Input for this task >>

---------------

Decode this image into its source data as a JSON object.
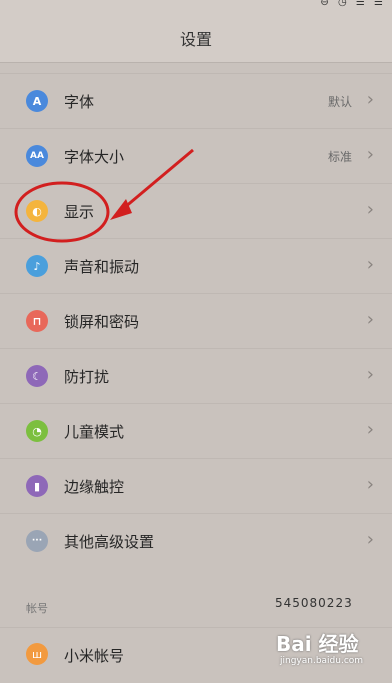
{
  "header": {
    "title": "设置"
  },
  "status_bar": {
    "icons": "⊖ ◷ ☰ ☰"
  },
  "settings": [
    {
      "label": "字体",
      "value": "默认",
      "icon_letter": "A",
      "icon_color": "#4a89dc"
    },
    {
      "label": "字体大小",
      "value": "标准",
      "icon_letter": "AA",
      "icon_color": "#4a89dc"
    },
    {
      "label": "显示",
      "value": "",
      "icon_letter": "◐",
      "icon_color": "#f4b43d"
    },
    {
      "label": "声音和振动",
      "value": "",
      "icon_letter": "♪",
      "icon_color": "#4a9fdc"
    },
    {
      "label": "锁屏和密码",
      "value": "",
      "icon_letter": "⊓",
      "icon_color": "#e8685a"
    },
    {
      "label": "防打扰",
      "value": "",
      "icon_letter": "☾",
      "icon_color": "#8e68b8"
    },
    {
      "label": "儿童模式",
      "value": "",
      "icon_letter": "◔",
      "icon_color": "#7cbf3f"
    },
    {
      "label": "边缘触控",
      "value": "",
      "icon_letter": "▮",
      "icon_color": "#8e68b8"
    },
    {
      "label": "其他高级设置",
      "value": "",
      "icon_letter": "···",
      "icon_color": "#9aa5b5"
    }
  ],
  "account_section": {
    "label": "帐号",
    "row_label": "小米帐号",
    "icon_letter": "ш"
  },
  "overlay": {
    "number": "545080223",
    "watermark_main": "Bai 经验",
    "watermark_sub": "jingyan.baidu.com"
  },
  "chevron": "›"
}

---------------

Request >> Output every entry verbatim. Pictures do not belong in the copy.

Answer below >>
Decode this image into its source data as a JSON object.
{
  "header": {
    "title": "设置"
  },
  "status_bar": {
    "icons": "⊖ ◷ ☰ ☰"
  },
  "settings": [
    {
      "label": "字体",
      "value": "默认",
      "icon_letter": "A",
      "icon_color": "#4a89dc"
    },
    {
      "label": "字体大小",
      "value": "标准",
      "icon_letter": "AA",
      "icon_color": "#4a89dc"
    },
    {
      "label": "显示",
      "value": "",
      "icon_letter": "◐",
      "icon_color": "#f4b43d"
    },
    {
      "label": "声音和振动",
      "value": "",
      "icon_letter": "♪",
      "icon_color": "#4a9fdc"
    },
    {
      "label": "锁屏和密码",
      "value": "",
      "icon_letter": "⊓",
      "icon_color": "#e8685a"
    },
    {
      "label": "防打扰",
      "value": "",
      "icon_letter": "☾",
      "icon_color": "#8e68b8"
    },
    {
      "label": "儿童模式",
      "value": "",
      "icon_letter": "◔",
      "icon_color": "#7cbf3f"
    },
    {
      "label": "边缘触控",
      "value": "",
      "icon_letter": "▮",
      "icon_color": "#8e68b8"
    },
    {
      "label": "其他高级设置",
      "value": "",
      "icon_letter": "···",
      "icon_color": "#9aa5b5"
    }
  ],
  "account_section": {
    "label": "帐号",
    "row_label": "小米帐号",
    "icon_letter": "ш"
  },
  "overlay": {
    "number": "545080223",
    "watermark_main": "Bai 经验",
    "watermark_sub": "jingyan.baidu.com"
  },
  "chevron": "›"
}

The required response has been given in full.